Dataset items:
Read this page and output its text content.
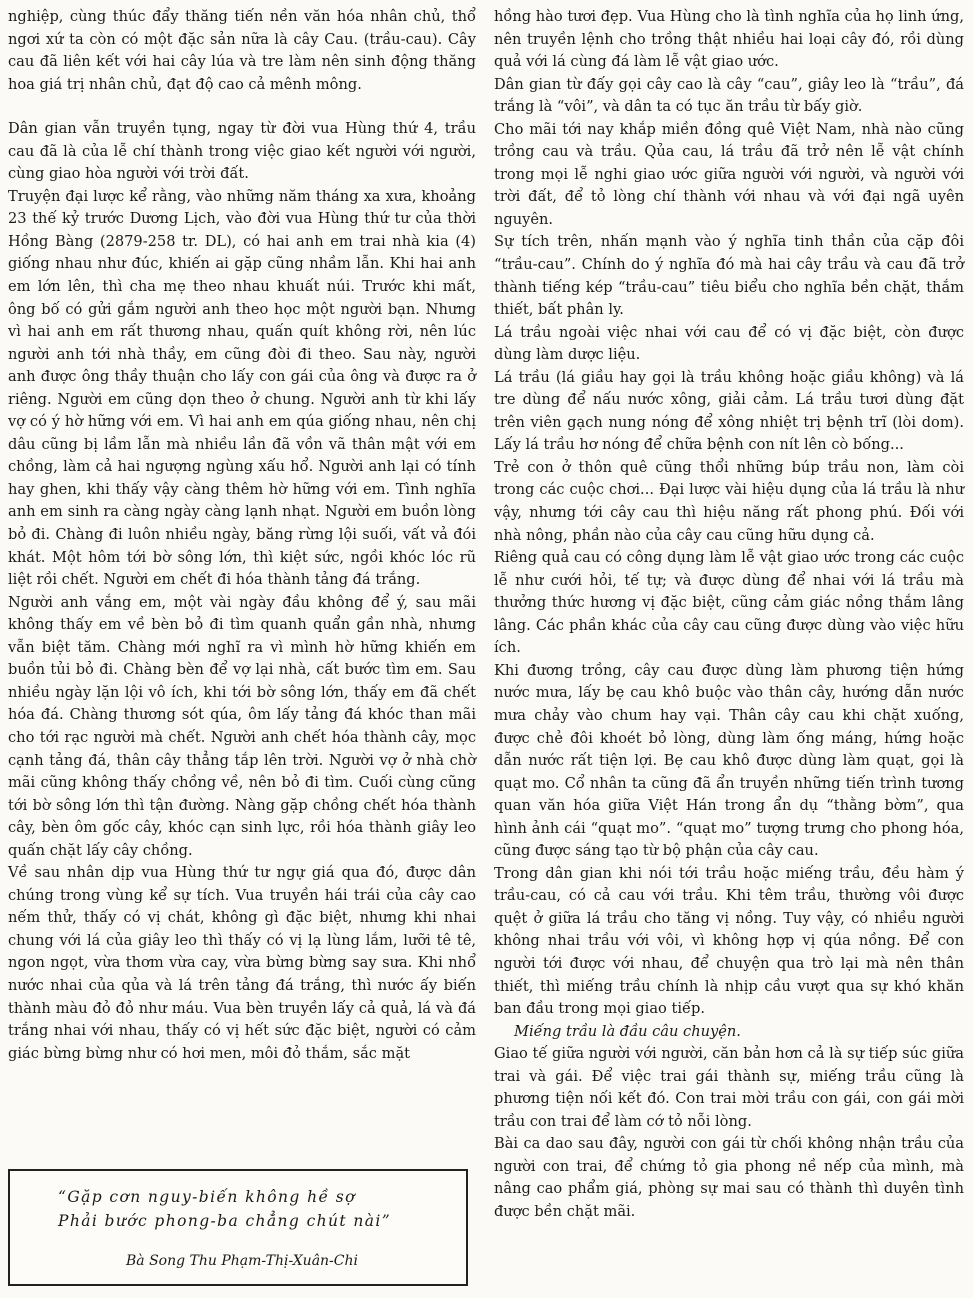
nghiệp, cùng thúc đẩy thăng tiến nền văn hóa nhân chủ, thổ ngơi xứ ta còn có một đặc sản nữa là cây Cau. (trầu-cau). Cây cau đã liên kết với hai cây lúa và tre làm nên sinh động thăng hoa giá trị nhân chủ, đạt độ cao cả mênh mông.

Dân gian vẫn truyền tụng, ngay từ đời vua Hùng thứ 4, trầu cau đã là của lễ chí thành trong việc giao kết người với người, cùng giao hòa người với trời đất.

Truyện đại lược kể rằng, vào những năm tháng xa xưa, khoảng 23 thế kỷ trước Dương Lịch, vào đời vua Hùng thứ tư của thời Hồng Bàng (2879-258 tr. DL), có hai anh em trai nhà kia (4) giống nhau như đúc, khiến ai gặp cũng nhầm lẫn. Khi hai anh em lớn lên, thì cha mẹ theo nhau khuất núi. Trước khi mất, ông bố có gửi gắm người anh theo học một người bạn. Nhưng vì hai anh em rất thương nhau, quấn quít không rời, nên lúc người anh tới nhà thầy, em cũng đòi đi theo. Sau này, người anh được ông thầy thuận cho lấy con gái của ông và được ra ở riêng. Người em cũng dọn theo ở chung. Người anh từ khi lấy vợ có ý hờ hững với em. Vì hai anh em qúa giống nhau, nên chị dâu cũng bị lầm lẫn mà nhiều lần đã vồn vã thân mật với em chồng, làm cả hai ngượng ngùng xấu hổ. Người anh lại có tính hay ghen, khi thấy vậy càng thêm hờ hững với em. Tình nghĩa anh em sinh ra càng ngày càng lạnh nhạt. Người em buồn lòng bỏ đi. Chàng đi luôn nhiều ngày, băng rừng lội suối, vất vả đói khát. Một hôm tới bờ sông lớn, thì kiệt sức, ngồi khóc lóc rũ liệt rồi chết. Người em chết đi hóa thành tảng đá trắng.

Người anh vắng em, một vài ngày đầu không để ý, sau mãi không thấy em về bèn bỏ đi tìm quanh quẩn gần nhà, nhưng vẫn biệt tăm. Chàng mới nghĩ ra vì mình hờ hững khiến em buồn tủi bỏ đi. Chàng bèn để vợ lại nhà, cất bước tìm em. Sau nhiều ngày lặn lội vô ích, khi tới bờ sông lớn, thấy em đã chết hóa đá. Chàng thương sót qúa, ôm lấy tảng đá khóc than mãi cho tới rạc người mà chết. Người anh chết hóa thành cây, mọc cạnh tảng đá, thân cây thẳng tắp lên trời. Người vợ ở nhà chờ mãi cũng không thấy chồng về, nên bỏ đi tìm. Cuối cùng cũng tới bờ sông lớn thì tận đường. Nàng gặp chồng chết hóa thành cây, bèn ôm gốc cây, khóc cạn sinh lực, rồi hóa thành giây leo quấn chặt lấy cây chồng.

Về sau nhân dịp vua Hùng thứ tư ngự giá qua đó, được dân chúng trong vùng kể sự tích. Vua truyền hái trái của cây cao nếm thử, thấy có vị chát, không gì đặc biệt, nhưng khi nhai chung với lá của giây leo thì thấy có vị lạ lùng lắm, lưỡi tê tê, ngon ngọt, vừa thơm vừa cay, vừa bừng bừng say sưa. Khi nhổ nước nhai của qủa và lá trên tảng đá trắng, thì nước ấy biến thành màu đỏ đỏ như máu. Vua bèn truyền lấy cả quả, lá và đá trắng nhai với nhau, thấy có vị hết sức đặc biệt, người có cảm giác bừng bừng như có hơi men, môi đỏ thắm, sắc mặt

hồng hào tươi đẹp. Vua Hùng cho là tình nghĩa của họ linh ứng, nên truyền lệnh cho trồng thật nhiều hai loại cây đó, rồi dùng quả với lá cùng đá làm lễ vật giao ước.

Dân gian từ đấy gọi cây cao là cây “cau”, giây leo là “trầu”, đá trắng là “vôi”, và dân ta có tục ăn trầu từ bấy giờ.

Cho mãi tới nay khắp miền đồng quê Việt Nam, nhà nào cũng trồng cau và trầu. Qủa cau, lá trầu đã trở nên lễ vật chính trong mọi lễ nghi giao ước giữa người với người, và người với trời đất, để tỏ lòng chí thành với nhau và với đại ngã uyên nguyên.

Sự tích trên, nhấn mạnh vào ý nghĩa tinh thần của cặp đôi “trầu-cau”. Chính do ý nghĩa đó mà hai cây trầu và cau đã trở thành tiếng kép “trầu-cau” tiêu biểu cho nghĩa bền chặt, thắm thiết, bất phân ly.

Lá trầu ngoài việc nhai với cau để có vị đặc biệt, còn được dùng làm dược liệu.

Lá trầu (lá giầu hay gọi là trầu không hoặc giầu không) và lá tre dùng để nấu nước xông, giải cảm. Lá trầu tươi dùng đặt trên viên gạch nung nóng để xông nhiệt trị bệnh trĩ (lòi dom). Lấy lá trầu hơ nóng để chữa bệnh con nít lên cò bống...

Trẻ con ở thôn quê cũng thổi những búp trầu non, làm còi trong các cuộc chơi... Đại lược vài hiệu dụng của lá trầu là như vậy, nhưng tới cây cau thì hiệu năng rất phong phú. Đối với nhà nông, phần nào của cây cau cũng hữu dụng cả.

Riêng quả cau có công dụng làm lễ vật giao ước trong các cuộc lễ như cưới hỏi, tế tự; và được dùng để nhai với lá trầu mà thưởng thức hương vị đặc biệt, cũng cảm giác nồng thắm lâng lâng. Các phần khác của cây cau cũng được dùng vào việc hữu ích.

Khi đương trồng, cây cau được dùng làm phương tiện hứng nước mưa, lấy bẹ cau khô buộc vào thân cây, hướng dẫn nước mưa chảy vào chum hay vại. Thân cây cau khi chặt xuống, được chẻ đôi khoét bỏ lòng, dùng làm ống máng, hứng hoặc dẫn nước rất tiện lợi. Bẹ cau khô được dùng làm quạt, gọi là quạt mo. Cổ nhân ta cũng đã ẩn truyền những tiến trình tương quan văn hóa giữa Việt Hán trong ẩn dụ “thằng bờm”, qua hình ảnh cái “quạt mo”. “quạt mo” tượng trưng cho phong hóa, cũng được sáng tạo từ bộ phận của cây cau.

Trong dân gian khi nói tới trầu hoặc miếng trầu, đều hàm ý trầu-cau, có cả cau với trầu. Khi têm trầu, thường vôi được quệt ở giữa lá trầu cho tăng vị nồng. Tuy vậy, có nhiều người không nhai trầu với vôi, vì không hợp vị qúa nồng. Để con người tới được với nhau, để chuyện qua trò lại mà nên thân thiết, thì miếng trầu chính là nhịp cầu vượt qua sự khó khăn ban đầu trong mọi giao tiếp.

Miếng trầu là đầu câu chuyện.

Giao tế giữa người với người, căn bản hơn cả là sự tiếp súc giữa trai và gái. Để việc trai gái thành sự, miếng trầu cũng là phương tiện nối kết đó. Con trai mời trầu con gái, con gái mời trầu con trai để làm cớ tỏ nỗi lòng.

Bài ca dao sau đây, người con gái từ chối không nhận trầu của người con trai, để chứng tỏ gia phong nề nếp của mình, mà nâng cao phẩm giá, phòng sự mai sau có thành thì duyên tình được bền chặt mãi.

“Gặp cơn nguy-biến không hề sợ

Phải bước phong-ba chẳng chút nài”

Bà Song Thu Phạm-Thị-Xuân-Chi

What is being asked ::
Extract all the data above exactly, excluding every picture.

Result of this task ::
Read this page and output its text content.
nghiệp, cùng thúc đẩy thăng tiến nền văn hóa nhân chủ, thổ ngơi xứ ta còn có một đặc sản nữa là cây Cau. (trầu-cau). Cây cau đã liên kết với hai cây lúa và tre làm nên sinh động thăng hoa giá trị nhân chủ, đạt độ cao cả mênh mông.

Dân gian vẫn truyền tụng, ngay từ đời vua Hùng thứ 4, trầu cau đã là của lễ chí thành trong việc giao kết người với người, cùng giao hòa người với trời đất.

Truyện đại lược kể rằng, vào những năm tháng xa xưa, khoảng 23 thế kỷ trước Dương Lịch, vào đời vua Hùng thứ tư của thời Hồng Bàng (2879-258 tr. DL), có hai anh em trai nhà kia (4) giống nhau như đúc, khiến ai gặp cũng nhầm lẫn. Khi hai anh em lớn lên, thì cha mẹ theo nhau khuất núi. Trước khi mất, ông bố có gửi gắm người anh theo học một người bạn. Nhưng vì hai anh em rất thương nhau, quấn quít không rời, nên lúc người anh tới nhà thầy, em cũng đòi đi theo. Sau này, người anh được ông thầy thuận cho lấy con gái của ông và được ra ở riêng. Người em cũng dọn theo ở chung. Người anh từ khi lấy vợ có ý hờ hững với em. Vì hai anh em qúa giống nhau, nên chị dâu cũng bị lầm lẫn mà nhiều lần đã vồn vã thân mật với em chồng, làm cả hai ngượng ngùng xấu hổ. Người anh lại có tính hay ghen, khi thấy vậy càng thêm hờ hững với em. Tình nghĩa anh em sinh ra càng ngày càng lạnh nhạt. Người em buồn lòng bỏ đi. Chàng đi luôn nhiều ngày, băng rừng lội suối, vất vả đói khát. Một hôm tới bờ sông lớn, thì kiệt sức, ngồi khóc lóc rũ liệt rồi chết. Người em chết đi hóa thành tảng đá trắng.

Người anh vắng em, một vài ngày đầu không để ý, sau mãi không thấy em về bèn bỏ đi tìm quanh quẩn gần nhà, nhưng vẫn biệt tăm. Chàng mới nghĩ ra vì mình hờ hững khiến em buồn tủi bỏ đi. Chàng bèn để vợ lại nhà, cất bước tìm em. Sau nhiều ngày lặn lội vô ích, khi tới bờ sông lớn, thấy em đã chết hóa đá. Chàng thương sót qúa, ôm lấy tảng đá khóc than mãi cho tới rạc người mà chết. Người anh chết hóa thành cây, mọc cạnh tảng đá, thân cây thẳng tắp lên trời. Người vợ ở nhà chờ mãi cũng không thấy chồng về, nên bỏ đi tìm. Cuối cùng cũng tới bờ sông lớn thì tận đường. Nàng gặp chồng chết hóa thành cây, bèn ôm gốc cây, khóc cạn sinh lực, rồi hóa thành giây leo quấn chặt lấy cây chồng.

Về sau nhân dịp vua Hùng thứ tư ngự giá qua đó, được dân chúng trong vùng kể sự tích. Vua truyền hái trái của cây cao nếm thử, thấy có vị chát, không gì đặc biệt, nhưng khi nhai chung với lá của giây leo thì thấy có vị lạ lùng lắm, lưỡi tê tê, ngon ngọt, vừa thơm vừa cay, vừa bừng bừng say sưa. Khi nhổ nước nhai của qủa và lá trên tảng đá trắng, thì nước ấy biến thành màu đỏ đỏ như máu. Vua bèn truyền lấy cả quả, lá và đá trắng nhai với nhau, thấy có vị hết sức đặc biệt, người có cảm giác bừng bừng như có hơi men, môi đỏ thắm, sắc mặt

hồng hào tươi đẹp. Vua Hùng cho là tình nghĩa của họ linh ứng, nên truyền lệnh cho trồng thật nhiều hai loại cây đó, rồi dùng quả với lá cùng đá làm lễ vật giao ước.

Dân gian từ đấy gọi cây cao là cây “cau”, giây leo là “trầu”, đá trắng là “vôi”, và dân ta có tục ăn trầu từ bấy giờ.

Cho mãi tới nay khắp miền đồng quê Việt Nam, nhà nào cũng trồng cau và trầu. Qủa cau, lá trầu đã trở nên lễ vật chính trong mọi lễ nghi giao ước giữa người với người, và người với trời đất, để tỏ lòng chí thành với nhau và với đại ngã uyên nguyên.

Sự tích trên, nhấn mạnh vào ý nghĩa tinh thần của cặp đôi “trầu-cau”. Chính do ý nghĩa đó mà hai cây trầu và cau đã trở thành tiếng kép “trầu-cau” tiêu biểu cho nghĩa bền chặt, thắm thiết, bất phân ly.

Lá trầu ngoài việc nhai với cau để có vị đặc biệt, còn được dùng làm dược liệu.

Lá trầu (lá giầu hay gọi là trầu không hoặc giầu không) và lá tre dùng để nấu nước xông, giải cảm. Lá trầu tươi dùng đặt trên viên gạch nung nóng để xông nhiệt trị bệnh trĩ (lòi dom). Lấy lá trầu hơ nóng để chữa bệnh con nít lên cò bống...

Trẻ con ở thôn quê cũng thổi những búp trầu non, làm còi trong các cuộc chơi... Đại lược vài hiệu dụng của lá trầu là như vậy, nhưng tới cây cau thì hiệu năng rất phong phú. Đối với nhà nông, phần nào của cây cau cũng hữu dụng cả.

Riêng quả cau có công dụng làm lễ vật giao ước trong các cuộc lễ như cưới hỏi, tế tự; và được dùng để nhai với lá trầu mà thưởng thức hương vị đặc biệt, cũng cảm giác nồng thắm lâng lâng. Các phần khác của cây cau cũng được dùng vào việc hữu ích.

Khi đương trồng, cây cau được dùng làm phương tiện hứng nước mưa, lấy bẹ cau khô buộc vào thân cây, hướng dẫn nước mưa chảy vào chum hay vại. Thân cây cau khi chặt xuống, được chẻ đôi khoét bỏ lòng, dùng làm ống máng, hứng hoặc dẫn nước rất tiện lợi. Bẹ cau khô được dùng làm quạt, gọi là quạt mo. Cổ nhân ta cũng đã ẩn truyền những tiến trình tương quan văn hóa giữa Việt Hán trong ẩn dụ “thằng bờm”, qua hình ảnh cái “quạt mo”. “quạt mo” tượng trưng cho phong hóa, cũng được sáng tạo từ bộ phận của cây cau.

Trong dân gian khi nói tới trầu hoặc miếng trầu, đều hàm ý trầu-cau, có cả cau với trầu. Khi têm trầu, thường vôi được quệt ở giữa lá trầu cho tăng vị nồng. Tuy vậy, có nhiều người không nhai trầu với vôi, vì không hợp vị qúa nồng. Để con người tới được với nhau, để chuyện qua trò lại mà nên thân thiết, thì miếng trầu chính là nhịp cầu vượt qua sự khó khăn ban đầu trong mọi giao tiếp.

Miếng trầu là đầu câu chuyện.

Giao tế giữa người với người, căn bản hơn cả là sự tiếp súc giữa trai và gái. Để việc trai gái thành sự, miếng trầu cũng là phương tiện nối kết đó. Con trai mời trầu con gái, con gái mời trầu con trai để làm cớ tỏ nỗi lòng.

Bài ca dao sau đây, người con gái từ chối không nhận trầu của người con trai, để chứng tỏ gia phong nề nếp của mình, mà nâng cao phẩm giá, phòng sự mai sau có thành thì duyên tình được bền chặt mãi.

“Gặp cơn nguy-biến không hề sợ

Phải bước phong-ba chẳng chút nài”

Bà Song Thu Phạm-Thị-Xuân-Chi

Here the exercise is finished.